EXERCISE TASK — Output the material beneath exactly, leaving nothing out.

MATERIAL PROVIDED —

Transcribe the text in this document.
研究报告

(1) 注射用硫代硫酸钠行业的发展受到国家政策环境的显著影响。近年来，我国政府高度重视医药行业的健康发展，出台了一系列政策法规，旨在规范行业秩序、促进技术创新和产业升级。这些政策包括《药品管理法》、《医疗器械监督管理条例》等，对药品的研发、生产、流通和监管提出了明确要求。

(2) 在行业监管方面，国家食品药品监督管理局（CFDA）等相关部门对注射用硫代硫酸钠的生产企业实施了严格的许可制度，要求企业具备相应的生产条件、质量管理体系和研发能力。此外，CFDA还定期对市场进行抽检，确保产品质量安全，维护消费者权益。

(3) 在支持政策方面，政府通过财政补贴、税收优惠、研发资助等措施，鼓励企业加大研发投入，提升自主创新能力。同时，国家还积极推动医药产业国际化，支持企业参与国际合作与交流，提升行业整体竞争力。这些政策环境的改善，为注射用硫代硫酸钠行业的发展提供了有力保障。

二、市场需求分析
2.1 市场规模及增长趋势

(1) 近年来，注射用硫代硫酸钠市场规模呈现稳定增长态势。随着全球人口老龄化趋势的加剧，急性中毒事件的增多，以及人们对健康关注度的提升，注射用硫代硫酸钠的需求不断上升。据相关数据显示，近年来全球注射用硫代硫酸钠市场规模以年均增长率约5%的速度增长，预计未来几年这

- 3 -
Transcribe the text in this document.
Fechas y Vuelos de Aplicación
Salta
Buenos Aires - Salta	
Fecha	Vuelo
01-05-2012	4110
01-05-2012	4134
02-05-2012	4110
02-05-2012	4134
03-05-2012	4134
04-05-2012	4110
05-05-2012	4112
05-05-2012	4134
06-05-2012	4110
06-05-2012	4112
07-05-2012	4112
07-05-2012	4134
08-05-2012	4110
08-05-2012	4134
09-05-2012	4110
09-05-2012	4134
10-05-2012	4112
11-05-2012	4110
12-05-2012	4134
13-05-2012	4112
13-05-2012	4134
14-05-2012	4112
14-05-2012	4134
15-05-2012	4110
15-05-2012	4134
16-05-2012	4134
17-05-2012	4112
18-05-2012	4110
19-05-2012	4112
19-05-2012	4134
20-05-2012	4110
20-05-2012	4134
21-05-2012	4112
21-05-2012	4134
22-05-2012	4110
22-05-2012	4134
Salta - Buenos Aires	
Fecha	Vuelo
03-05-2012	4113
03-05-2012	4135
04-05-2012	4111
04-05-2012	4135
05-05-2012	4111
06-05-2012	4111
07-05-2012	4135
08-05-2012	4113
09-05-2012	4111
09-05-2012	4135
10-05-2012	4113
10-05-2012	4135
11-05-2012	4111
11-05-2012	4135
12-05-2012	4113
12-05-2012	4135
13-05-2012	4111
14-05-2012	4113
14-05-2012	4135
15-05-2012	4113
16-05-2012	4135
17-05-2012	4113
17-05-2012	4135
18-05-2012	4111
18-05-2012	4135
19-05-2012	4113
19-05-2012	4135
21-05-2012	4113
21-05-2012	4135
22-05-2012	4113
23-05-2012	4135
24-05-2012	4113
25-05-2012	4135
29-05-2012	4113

THE SOLUTION —
Transcribe the text in this document.
研究报告

(1) 注射用硫代硫酸钠行业的发展受到国家政策环境的显著影响。近年来，我国政府高度重视医药行业的健康发展，出台了一系列政策法规，旨在规范行业秩序、促进技术创新和产业升级。这些政策包括《药品管理法》、《医疗器械监督管理条例》等，对药品的研发、生产、流通和监管提出了明确要求。

(2) 在行业监管方面，国家食品药品监督管理局（CFDA）等相关部门对注射用硫代硫酸钠的生产企业实施了严格的许可制度，要求企业具备相应的生产条件、质量管理体系和研发能力。此外，CFDA还定期对市场进行抽检，确保产品质量安全，维护消费者权益。

(3) 在支持政策方面，政府通过财政补贴、税收优惠、研发资助等措施，鼓励企业加大研发投入，提升自主创新能力。同时，国家还积极推动医药产业国际化，支持企业参与国际合作与交流，提升行业整体竞争力。这些政策环境的改善，为注射用硫代硫酸钠行业的发展提供了有力保障。

二、市场需求分析
2.1 市场规模及增长趋势

(1) 近年来，注射用硫代硫酸钠市场规模呈现稳定增长态势。随着全球人口老龄化趋势的加剧，急性中毒事件的增多，以及人们对健康关注度的提升，注射用硫代硫酸钠的需求不断上升。据相关数据显示，近年来全球注射用硫代硫酸钠市场规模以年均增长率约5%的速度增长，预计未来几年这

- 3 -
Transcribe the text in this document.
Fechas y Vuelos de Aplicación
Salta
Buenos Aires - Salta	
Fecha	Vuelo
01-05-2012	4110
01-05-2012	4134
02-05-2012	4110
02-05-2012	4134
03-05-2012	4134
04-05-2012	4110
05-05-2012	4112
05-05-2012	4134
06-05-2012	4110
06-05-2012	4112
07-05-2012	4112
07-05-2012	4134
08-05-2012	4110
08-05-2012	4134
09-05-2012	4110
09-05-2012	4134
10-05-2012	4112
11-05-2012	4110
12-05-2012	4134
13-05-2012	4112
13-05-2012	4134
14-05-2012	4112
14-05-2012	4134
15-05-2012	4110
15-05-2012	4134
16-05-2012	4134
17-05-2012	4112
18-05-2012	4110
19-05-2012	4112
19-05-2012	4134
20-05-2012	4110
20-05-2012	4134
21-05-2012	4112
21-05-2012	4134
22-05-2012	4110
22-05-2012	4134
Salta - Buenos Aires	
Fecha	Vuelo
03-05-2012	4113
03-05-2012	4135
04-05-2012	4111
04-05-2012	4135
05-05-2012	4111
06-05-2012	4111
07-05-2012	4135
08-05-2012	4113
09-05-2012	4111
09-05-2012	4135
10-05-2012	4113
10-05-2012	4135
11-05-2012	4111
11-05-2012	4135
12-05-2012	4113
12-05-2012	4135
13-05-2012	4111
14-05-2012	4113
14-05-2012	4135
15-05-2012	4113
16-05-2012	4135
17-05-2012	4113
17-05-2012	4135
18-05-2012	4111
18-05-2012	4135
19-05-2012	4113
19-05-2012	4135
21-05-2012	4113
21-05-2012	4135
22-05-2012	4113
23-05-2012	4135
24-05-2012	4113
25-05-2012	4135
29-05-2012	4113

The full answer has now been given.